WHAT YOU NEED TO DO -
All of the data needs to be repeated exactly.

DATA PROVIDED -

● ● ● ● ●

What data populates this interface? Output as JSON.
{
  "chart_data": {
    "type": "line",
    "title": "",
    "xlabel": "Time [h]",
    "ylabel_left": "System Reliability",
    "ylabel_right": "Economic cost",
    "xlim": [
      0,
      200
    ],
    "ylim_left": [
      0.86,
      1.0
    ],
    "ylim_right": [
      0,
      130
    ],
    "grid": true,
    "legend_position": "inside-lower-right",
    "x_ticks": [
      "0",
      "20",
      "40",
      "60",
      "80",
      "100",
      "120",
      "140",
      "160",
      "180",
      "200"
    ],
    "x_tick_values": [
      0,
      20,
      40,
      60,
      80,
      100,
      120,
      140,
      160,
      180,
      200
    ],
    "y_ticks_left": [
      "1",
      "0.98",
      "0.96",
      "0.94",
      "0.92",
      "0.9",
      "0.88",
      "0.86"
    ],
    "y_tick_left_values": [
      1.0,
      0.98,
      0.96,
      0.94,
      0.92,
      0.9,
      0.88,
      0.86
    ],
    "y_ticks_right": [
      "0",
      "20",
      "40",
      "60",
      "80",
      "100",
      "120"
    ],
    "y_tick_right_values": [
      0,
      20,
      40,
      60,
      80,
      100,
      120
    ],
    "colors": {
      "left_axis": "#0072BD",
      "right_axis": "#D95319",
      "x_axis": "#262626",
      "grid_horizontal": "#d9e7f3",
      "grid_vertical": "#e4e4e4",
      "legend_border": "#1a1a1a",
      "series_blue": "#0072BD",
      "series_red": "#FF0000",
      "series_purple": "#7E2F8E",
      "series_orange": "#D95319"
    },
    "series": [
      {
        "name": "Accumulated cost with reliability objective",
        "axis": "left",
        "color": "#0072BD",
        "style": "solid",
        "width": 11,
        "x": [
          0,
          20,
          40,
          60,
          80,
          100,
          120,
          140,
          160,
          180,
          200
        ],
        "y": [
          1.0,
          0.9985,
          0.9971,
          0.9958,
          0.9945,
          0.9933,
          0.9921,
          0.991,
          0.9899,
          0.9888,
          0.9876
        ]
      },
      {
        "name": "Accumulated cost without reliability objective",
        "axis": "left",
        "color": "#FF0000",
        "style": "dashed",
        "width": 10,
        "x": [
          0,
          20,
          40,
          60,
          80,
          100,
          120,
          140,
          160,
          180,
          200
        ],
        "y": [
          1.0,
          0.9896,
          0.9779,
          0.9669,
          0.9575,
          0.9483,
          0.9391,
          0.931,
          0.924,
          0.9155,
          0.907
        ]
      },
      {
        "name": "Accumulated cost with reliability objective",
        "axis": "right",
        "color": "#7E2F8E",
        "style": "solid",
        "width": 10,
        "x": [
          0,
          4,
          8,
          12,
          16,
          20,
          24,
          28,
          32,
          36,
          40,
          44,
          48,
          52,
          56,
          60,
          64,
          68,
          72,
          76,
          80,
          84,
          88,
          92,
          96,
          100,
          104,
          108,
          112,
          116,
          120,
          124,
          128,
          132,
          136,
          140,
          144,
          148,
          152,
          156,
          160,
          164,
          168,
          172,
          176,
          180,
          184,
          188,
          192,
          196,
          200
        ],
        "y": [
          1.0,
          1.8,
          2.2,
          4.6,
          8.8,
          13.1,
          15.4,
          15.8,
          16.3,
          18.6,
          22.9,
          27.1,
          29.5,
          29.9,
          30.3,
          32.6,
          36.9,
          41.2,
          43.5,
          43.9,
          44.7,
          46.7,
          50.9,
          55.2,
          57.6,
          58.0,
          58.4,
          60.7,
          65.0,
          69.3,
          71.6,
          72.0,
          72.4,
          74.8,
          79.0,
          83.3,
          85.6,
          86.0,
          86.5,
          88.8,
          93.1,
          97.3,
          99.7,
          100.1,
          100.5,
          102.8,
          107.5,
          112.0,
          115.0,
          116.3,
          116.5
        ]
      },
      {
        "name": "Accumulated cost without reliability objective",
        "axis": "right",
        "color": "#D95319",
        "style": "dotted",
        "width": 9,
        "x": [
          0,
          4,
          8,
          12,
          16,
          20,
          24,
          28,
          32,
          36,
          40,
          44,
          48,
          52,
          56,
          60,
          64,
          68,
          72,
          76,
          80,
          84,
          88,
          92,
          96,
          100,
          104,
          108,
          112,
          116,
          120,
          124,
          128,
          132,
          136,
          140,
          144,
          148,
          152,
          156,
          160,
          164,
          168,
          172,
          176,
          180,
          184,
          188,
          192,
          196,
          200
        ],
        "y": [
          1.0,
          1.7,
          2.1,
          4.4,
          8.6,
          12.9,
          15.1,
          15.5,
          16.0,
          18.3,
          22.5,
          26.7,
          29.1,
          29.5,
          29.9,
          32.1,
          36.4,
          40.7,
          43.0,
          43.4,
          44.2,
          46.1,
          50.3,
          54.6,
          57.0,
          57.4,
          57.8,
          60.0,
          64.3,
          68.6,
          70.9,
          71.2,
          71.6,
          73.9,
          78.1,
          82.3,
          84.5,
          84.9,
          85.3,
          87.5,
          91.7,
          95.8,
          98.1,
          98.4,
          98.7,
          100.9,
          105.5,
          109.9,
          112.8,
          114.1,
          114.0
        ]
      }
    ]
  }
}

● ● ● ● ●

RESULT -
What data populates this interface? Output as JSON.
{
  "chart_data": {
    "type": "line",
    "title": "",
    "xlabel": "Time [h]",
    "ylabel_left": "System Reliability",
    "ylabel_right": "Economic cost",
    "xlim": [
      0,
      200
    ],
    "ylim_left": [
      0.86,
      1.0
    ],
    "ylim_right": [
      0,
      130
    ],
    "grid": true,
    "legend_position": "inside-lower-right",
    "x_ticks": [
      "0",
      "20",
      "40",
      "60",
      "80",
      "100",
      "120",
      "140",
      "160",
      "180",
      "200"
    ],
    "x_tick_values": [
      0,
      20,
      40,
      60,
      80,
      100,
      120,
      140,
      160,
      180,
      200
    ],
    "y_ticks_left": [
      "1",
      "0.98",
      "0.96",
      "0.94",
      "0.92",
      "0.9",
      "0.88",
      "0.86"
    ],
    "y_tick_left_values": [
      1.0,
      0.98,
      0.96,
      0.94,
      0.92,
      0.9,
      0.88,
      0.86
    ],
    "y_ticks_right": [
      "0",
      "20",
      "40",
      "60",
      "80",
      "100",
      "120"
    ],
    "y_tick_right_values": [
      0,
      20,
      40,
      60,
      80,
      100,
      120
    ],
    "colors": {
      "left_axis": "#0072BD",
      "right_axis": "#D95319",
      "x_axis": "#262626",
      "grid_horizontal": "#d9e7f3",
      "grid_vertical": "#e4e4e4",
      "legend_border": "#1a1a1a",
      "series_blue": "#0072BD",
      "series_red": "#FF0000",
      "series_purple": "#7E2F8E",
      "series_orange": "#D95319"
    },
    "series": [
      {
        "name": "Accumulated cost with reliability objective",
        "axis": "left",
        "color": "#0072BD",
        "style": "solid",
        "width": 11,
        "x": [
          0,
          20,
          40,
          60,
          80,
          100,
          120,
          140,
          160,
          180,
          200
        ],
        "y": [
          1.0,
          0.9985,
          0.9971,
          0.9958,
          0.9945,
          0.9933,
          0.9921,
          0.991,
          0.9899,
          0.9888,
          0.9876
        ]
      },
      {
        "name": "Accumulated cost without reliability objective",
        "axis": "left",
        "color": "#FF0000",
        "style": "dashed",
        "width": 10,
        "x": [
          0,
          20,
          40,
          60,
          80,
          100,
          120,
          140,
          160,
          180,
          200
        ],
        "y": [
          1.0,
          0.9896,
          0.9779,
          0.9669,
          0.9575,
          0.9483,
          0.9391,
          0.931,
          0.924,
          0.9155,
          0.907
        ]
      },
      {
        "name": "Accumulated cost with reliability objective",
        "axis": "right",
        "color": "#7E2F8E",
        "style": "solid",
        "width": 10,
        "x": [
          0,
          4,
          8,
          12,
          16,
          20,
          24,
          28,
          32,
          36,
          40,
          44,
          48,
          52,
          56,
          60,
          64,
          68,
          72,
          76,
          80,
          84,
          88,
          92,
          96,
          100,
          104,
          108,
          112,
          116,
          120,
          124,
          128,
          132,
          136,
          140,
          144,
          148,
          152,
          156,
          160,
          164,
          168,
          172,
          176,
          180,
          184,
          188,
          192,
          196,
          200
        ],
        "y": [
          1.0,
          1.8,
          2.2,
          4.6,
          8.8,
          13.1,
          15.4,
          15.8,
          16.3,
          18.6,
          22.9,
          27.1,
          29.5,
          29.9,
          30.3,
          32.6,
          36.9,
          41.2,
          43.5,
          43.9,
          44.7,
          46.7,
          50.9,
          55.2,
          57.6,
          58.0,
          58.4,
          60.7,
          65.0,
          69.3,
          71.6,
          72.0,
          72.4,
          74.8,
          79.0,
          83.3,
          85.6,
          86.0,
          86.5,
          88.8,
          93.1,
          97.3,
          99.7,
          100.1,
          100.5,
          102.8,
          107.5,
          112.0,
          115.0,
          116.3,
          116.5
        ]
      },
      {
        "name": "Accumulated cost without reliability objective",
        "axis": "right",
        "color": "#D95319",
        "style": "dotted",
        "width": 9,
        "x": [
          0,
          4,
          8,
          12,
          16,
          20,
          24,
          28,
          32,
          36,
          40,
          44,
          48,
          52,
          56,
          60,
          64,
          68,
          72,
          76,
          80,
          84,
          88,
          92,
          96,
          100,
          104,
          108,
          112,
          116,
          120,
          124,
          128,
          132,
          136,
          140,
          144,
          148,
          152,
          156,
          160,
          164,
          168,
          172,
          176,
          180,
          184,
          188,
          192,
          196,
          200
        ],
        "y": [
          1.0,
          1.7,
          2.1,
          4.4,
          8.6,
          12.9,
          15.1,
          15.5,
          16.0,
          18.3,
          22.5,
          26.7,
          29.1,
          29.5,
          29.9,
          32.1,
          36.4,
          40.7,
          43.0,
          43.4,
          44.2,
          46.1,
          50.3,
          54.6,
          57.0,
          57.4,
          57.8,
          60.0,
          64.3,
          68.6,
          70.9,
          71.2,
          71.6,
          73.9,
          78.1,
          82.3,
          84.5,
          84.9,
          85.3,
          87.5,
          91.7,
          95.8,
          98.1,
          98.4,
          98.7,
          100.9,
          105.5,
          109.9,
          112.8,
          114.1,
          114.0
        ]
      }
    ]
  }
}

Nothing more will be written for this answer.